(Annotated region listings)
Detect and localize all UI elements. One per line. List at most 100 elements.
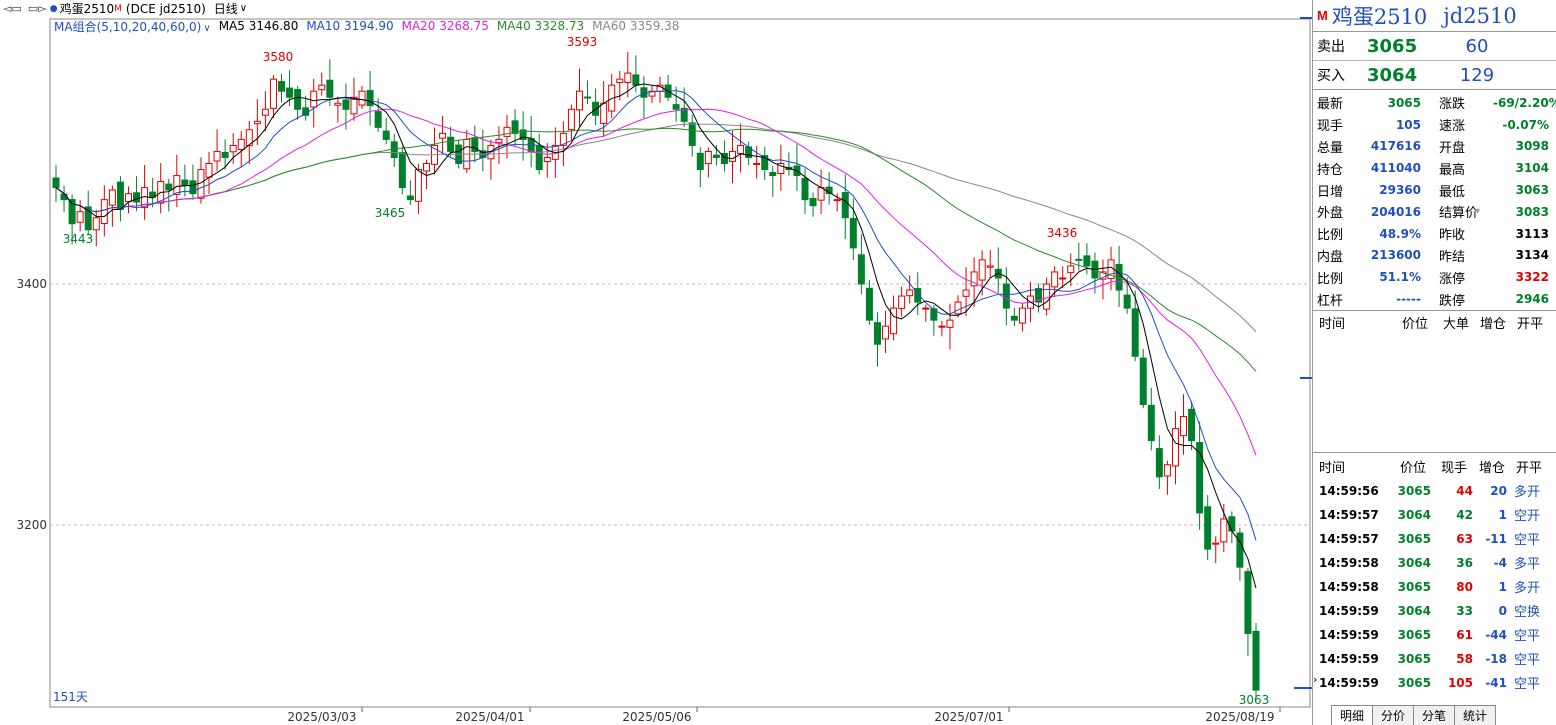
candle-body bbox=[1147, 404, 1155, 442]
title-badge: M bbox=[114, 3, 122, 14]
ma40-line bbox=[55, 127, 1257, 372]
trade-kind: 空平 bbox=[1513, 653, 1540, 669]
trade-price: 3065 bbox=[1397, 531, 1431, 546]
candle-body bbox=[1018, 307, 1026, 324]
candle-body bbox=[229, 144, 237, 153]
trade-price: 3064 bbox=[1397, 555, 1431, 570]
trade-hand: 36 bbox=[1456, 555, 1473, 570]
column-header: 现手 bbox=[1440, 461, 1467, 477]
candle-body bbox=[616, 78, 624, 84]
candle-body bbox=[535, 145, 543, 171]
candle-body bbox=[278, 81, 286, 92]
trade-oi-change: -44 bbox=[1485, 627, 1507, 642]
candle-body bbox=[1059, 277, 1067, 280]
candle-body bbox=[1002, 283, 1010, 309]
stat-label: 昨结 bbox=[1439, 249, 1466, 265]
candle-body bbox=[1244, 571, 1252, 634]
candle-body bbox=[1043, 283, 1051, 310]
stat-label: 外盘 bbox=[1317, 206, 1344, 222]
trade-oi-change: -41 bbox=[1485, 675, 1507, 690]
trade-row: 14:59:57 3064 42 1 空开 bbox=[1313, 503, 1556, 527]
stat-label: 日增 bbox=[1317, 184, 1344, 200]
candle-body bbox=[817, 187, 825, 201]
candle-body bbox=[1075, 258, 1083, 261]
x-tick-label: 2025/08/19 bbox=[1205, 710, 1274, 724]
title-badge: M bbox=[1317, 8, 1328, 23]
candle-body bbox=[737, 144, 745, 154]
tab-price[interactable]: 分价 bbox=[1372, 705, 1415, 725]
candle-body bbox=[696, 152, 704, 171]
candle-body bbox=[1180, 416, 1188, 437]
trade-oi-change: -11 bbox=[1485, 531, 1507, 546]
kline-chart[interactable]: 3400 3200 2025/03/03 2025/04/01 2025/05/06 20… bbox=[0, 0, 1312, 725]
stat-value: 204016 bbox=[1370, 204, 1421, 219]
candle-body bbox=[841, 192, 849, 219]
candle-body bbox=[1010, 315, 1018, 321]
trade-time: 14:59:59 bbox=[1319, 675, 1379, 690]
candle-body bbox=[640, 87, 648, 98]
trade-oi-change: 1 bbox=[1498, 579, 1507, 594]
next-arrow-icon[interactable]: ▭▻ bbox=[28, 2, 47, 15]
column-header: 价位 bbox=[1401, 317, 1428, 333]
trade-price: 3065 bbox=[1397, 675, 1431, 690]
dot-icon: ● bbox=[49, 3, 58, 14]
stat-value: 213600 bbox=[1370, 248, 1421, 263]
trade-price: 3064 bbox=[1397, 507, 1431, 522]
candle-body bbox=[672, 104, 680, 110]
candle-body bbox=[414, 169, 422, 202]
candle-body bbox=[857, 254, 865, 285]
trade-hand: 42 bbox=[1456, 507, 1473, 522]
trade-kind: 空平 bbox=[1513, 677, 1540, 693]
ma-combo-label: MA组合(5,10,20,40,60,0) bbox=[54, 19, 202, 34]
trade-row: 14:59:58 3065 80 1 多开 bbox=[1313, 575, 1556, 599]
high-label: 3593 bbox=[567, 35, 598, 49]
stat-value: 3063 bbox=[1515, 183, 1549, 198]
buy-volume: 129 bbox=[1459, 64, 1495, 86]
collapse-arrow-icon[interactable]: › bbox=[1313, 673, 1317, 686]
candle-body bbox=[704, 150, 712, 165]
candle-body bbox=[124, 193, 132, 203]
ma20-line bbox=[55, 108, 1257, 456]
stat-label: 最低 bbox=[1439, 184, 1466, 200]
candle-body bbox=[632, 74, 640, 86]
period-select[interactable]: 日线 bbox=[214, 0, 238, 17]
candle-body bbox=[833, 199, 841, 202]
stat-value: 417616 bbox=[1370, 139, 1421, 154]
tab-stats[interactable]: 统计 bbox=[1454, 705, 1497, 725]
stat-value: 3322 bbox=[1515, 270, 1549, 285]
trade-hand: 61 bbox=[1456, 627, 1473, 642]
ma-combo-select[interactable]: MA组合(5,10,20,40,60,0) ∨ bbox=[54, 18, 211, 35]
candle-body bbox=[221, 151, 229, 158]
dropdown-arrow-icon[interactable]: ▾ bbox=[1475, 206, 1493, 217]
stat-row: 比例 48.9% 昨收 3113 bbox=[1313, 223, 1556, 245]
stat-row: 最新 3065 涨跌 -69/2.20% bbox=[1313, 92, 1556, 114]
trade-oi-change: 20 bbox=[1490, 483, 1507, 498]
candle-body bbox=[1163, 464, 1171, 477]
prev-arrow-icon[interactable]: ◅▭ bbox=[3, 2, 22, 15]
trade-kind: 空换 bbox=[1513, 605, 1540, 621]
candle-body bbox=[173, 175, 181, 195]
candle-body bbox=[962, 289, 970, 297]
candle-body bbox=[100, 199, 108, 224]
candle-body bbox=[922, 307, 930, 310]
candle-body bbox=[575, 90, 583, 111]
trade-kind: 多开 bbox=[1513, 581, 1540, 597]
tab-ticks[interactable]: 分笔 bbox=[1413, 705, 1456, 725]
tab-detail[interactable]: 明细 bbox=[1331, 705, 1374, 725]
low-label: 3465 bbox=[375, 206, 406, 220]
candle-body bbox=[1067, 265, 1075, 274]
kline-chart-area[interactable]: 3400 3200 2025/03/03 2025/04/01 2025/05/06 20… bbox=[0, 0, 1312, 725]
candle-body bbox=[261, 108, 269, 116]
stat-value: 3104 bbox=[1515, 161, 1549, 176]
candle-body bbox=[52, 177, 60, 189]
trade-price: 3065 bbox=[1397, 651, 1431, 666]
stat-row: 内盘 213600 昨结 3134 bbox=[1313, 245, 1556, 267]
stat-value: 48.9% bbox=[1379, 226, 1421, 241]
x-tick-label: 2025/05/06 bbox=[622, 710, 691, 724]
chevron-down-icon[interactable]: ∨ bbox=[240, 3, 247, 14]
stat-value: 29360 bbox=[1379, 183, 1421, 198]
candle-body bbox=[439, 132, 447, 139]
chevron-down-icon[interactable]: ∨ bbox=[203, 23, 210, 34]
trade-row: 14:59:56 3065 44 20 多开 bbox=[1313, 479, 1556, 503]
stat-row: 比例 51.1% 涨停 3322 bbox=[1313, 266, 1556, 288]
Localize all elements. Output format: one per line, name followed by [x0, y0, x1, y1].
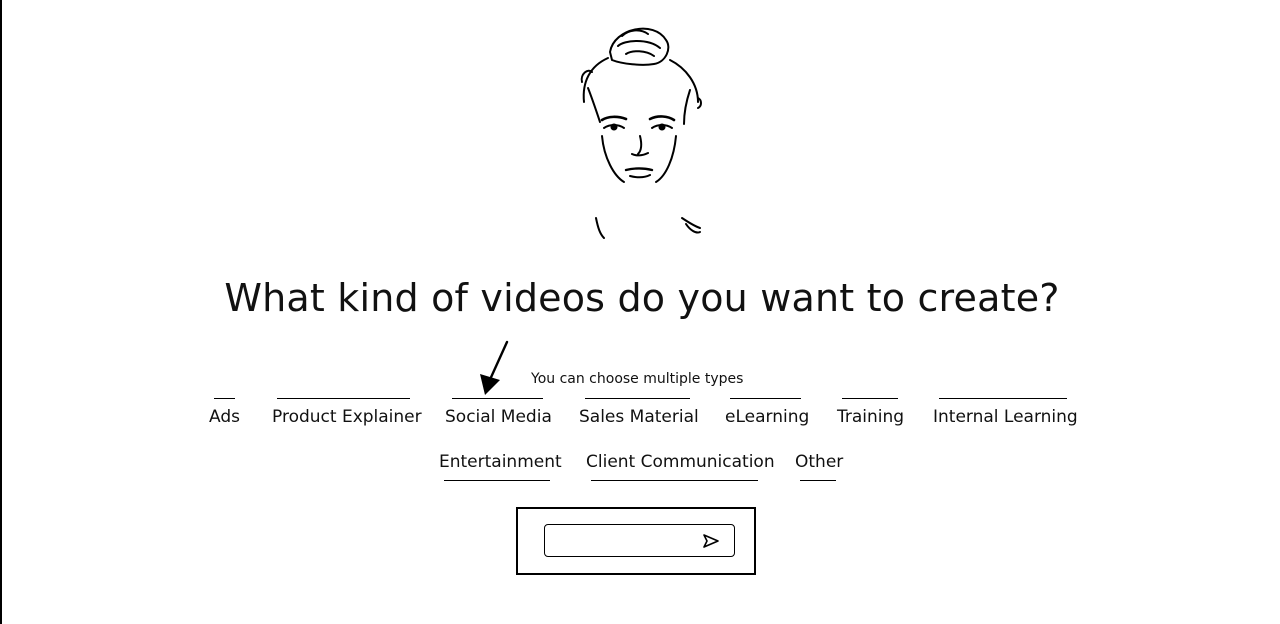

Aim of the exercise
Please copy out every row above word for word, leaving out the pictures.

The result
Detect and localize all UI elements. One per line. List at most 100 elements.
candle-body bbox=[1147, 404, 1155, 442]
title-badge: M bbox=[114, 3, 122, 14]
ma40-line bbox=[55, 127, 1257, 372]
trade-kind: 空平 bbox=[1513, 653, 1540, 669]
trade-price: 3065 bbox=[1397, 531, 1431, 546]
candle-body bbox=[1018, 307, 1026, 324]
candle-body bbox=[229, 144, 237, 153]
trade-price: 3064 bbox=[1397, 555, 1431, 570]
trade-hand: 36 bbox=[1456, 555, 1473, 570]
column-header: 现手 bbox=[1440, 461, 1467, 477]
candle-body bbox=[616, 78, 624, 84]
candle-body bbox=[535, 145, 543, 171]
candle-body bbox=[278, 81, 286, 92]
trade-oi-change: -44 bbox=[1485, 627, 1507, 642]
candle-body bbox=[1059, 277, 1067, 280]
candle-body bbox=[1002, 283, 1010, 309]
stat-label: 昨结 bbox=[1439, 249, 1466, 265]
candle-body bbox=[1244, 571, 1252, 634]
candle-body bbox=[1043, 283, 1051, 310]
stat-label: 外盘 bbox=[1317, 206, 1344, 222]
trade-oi-change: -41 bbox=[1485, 675, 1507, 690]
trade-row: 14:59:57 3064 42 1 空开 bbox=[1313, 503, 1556, 527]
stat-label: 日增 bbox=[1317, 184, 1344, 200]
candle-body bbox=[817, 187, 825, 201]
candle-body bbox=[1075, 258, 1083, 261]
x-tick-label: 2025/08/19 bbox=[1205, 710, 1274, 724]
title-badge: M bbox=[1317, 8, 1328, 23]
candle-body bbox=[737, 144, 745, 154]
tab-price[interactable]: 分价 bbox=[1372, 705, 1415, 725]
candle-body bbox=[696, 152, 704, 171]
candle-body bbox=[1180, 416, 1188, 437]
trade-oi-change: -11 bbox=[1485, 531, 1507, 546]
kline-chart[interactable]: 3400 3200 2025/03/03 2025/04/01 2025/05/06 20… bbox=[0, 0, 1312, 725]
stat-value: 204016 bbox=[1370, 204, 1421, 219]
candle-body bbox=[841, 192, 849, 219]
candle-body bbox=[1010, 315, 1018, 321]
trade-time: 14:59:59 bbox=[1319, 675, 1379, 690]
candle-body bbox=[640, 87, 648, 98]
trade-oi-change: 1 bbox=[1498, 579, 1507, 594]
next-arrow-icon[interactable]: ▭▻ bbox=[28, 2, 47, 15]
column-header: 价位 bbox=[1401, 317, 1428, 333]
trade-price: 3065 bbox=[1397, 675, 1431, 690]
dot-icon: ● bbox=[49, 3, 58, 14]
stat-value: 213600 bbox=[1370, 248, 1421, 263]
trade-price: 3064 bbox=[1397, 507, 1431, 522]
candle-body bbox=[672, 104, 680, 110]
candle-body bbox=[414, 169, 422, 202]
candle-body bbox=[857, 254, 865, 285]
trade-hand: 42 bbox=[1456, 507, 1473, 522]
trade-kind: 空平 bbox=[1513, 677, 1540, 693]
ma-combo-label: MA组合(5,10,20,40,60,0) bbox=[54, 19, 202, 34]
trade-row: 14:59:58 3065 80 1 多开 bbox=[1313, 575, 1556, 599]
high-label: 3593 bbox=[567, 35, 598, 49]
stat-value: 3063 bbox=[1515, 183, 1549, 198]
buy-volume: 129 bbox=[1459, 64, 1495, 86]
collapse-arrow-icon[interactable]: › bbox=[1313, 673, 1317, 686]
candle-body bbox=[704, 150, 712, 165]
candle-body bbox=[124, 193, 132, 203]
ma20-line bbox=[55, 108, 1257, 456]
stat-label: 最低 bbox=[1439, 184, 1466, 200]
candle-body bbox=[632, 74, 640, 86]
period-select[interactable]: 日线 bbox=[214, 0, 238, 17]
candle-body bbox=[833, 199, 841, 202]
stat-value: 417616 bbox=[1370, 139, 1421, 154]
tab-stats[interactable]: 统计 bbox=[1454, 705, 1497, 725]
stat-value: 3322 bbox=[1515, 270, 1549, 285]
trade-hand: 61 bbox=[1456, 627, 1473, 642]
ma-combo-select[interactable]: MA组合(5,10,20,40,60,0) ∨ bbox=[54, 18, 211, 35]
candle-body bbox=[221, 151, 229, 158]
dropdown-arrow-icon[interactable]: ▾ bbox=[1475, 206, 1493, 217]
stat-row: 比例 48.9% 昨收 3113 bbox=[1313, 223, 1556, 245]
stat-row: 最新 3065 涨跌 -69/2.20% bbox=[1313, 92, 1556, 114]
trade-oi-change: 20 bbox=[1490, 483, 1507, 498]
candle-body bbox=[1163, 464, 1171, 477]
prev-arrow-icon[interactable]: ◅▭ bbox=[3, 2, 22, 15]
trade-kind: 空换 bbox=[1513, 605, 1540, 621]
candle-body bbox=[173, 175, 181, 195]
candle-body bbox=[962, 289, 970, 297]
candle-body bbox=[100, 199, 108, 224]
candle-body bbox=[922, 307, 930, 310]
candle-body bbox=[575, 90, 583, 111]
trade-kind: 多开 bbox=[1513, 581, 1540, 597]
tab-ticks[interactable]: 分笔 bbox=[1413, 705, 1456, 725]
tab-detail[interactable]: 明细 bbox=[1331, 705, 1374, 725]
low-label: 3465 bbox=[375, 206, 406, 220]
candle-body bbox=[1067, 265, 1075, 274]
kline-chart-area[interactable]: 3400 3200 2025/03/03 2025/04/01 2025/05/06 20… bbox=[0, 0, 1312, 725]
candle-body bbox=[261, 108, 269, 116]
stat-value: 3104 bbox=[1515, 161, 1549, 176]
candle-body bbox=[52, 177, 60, 189]
trade-price: 3065 bbox=[1397, 651, 1431, 666]
stat-row: 内盘 213600 昨结 3134 bbox=[1313, 245, 1556, 267]
stat-value: 48.9% bbox=[1379, 226, 1421, 241]
x-tick-label: 2025/05/06 bbox=[622, 710, 691, 724]
chevron-down-icon[interactable]: ∨ bbox=[240, 3, 247, 14]
stat-value: 29360 bbox=[1379, 183, 1421, 198]
candle-body bbox=[439, 132, 447, 139]
chevron-down-icon[interactable]: ∨ bbox=[203, 23, 210, 34]
trade-row: 14:59:56 3065 44 20 多开 bbox=[1313, 479, 1556, 503]
stat-row: 比例 51.1% 涨停 3322 bbox=[1313, 266, 1556, 288]
Localize all elements. Output format: one per line, name followed by [x0, y0, x1, y1].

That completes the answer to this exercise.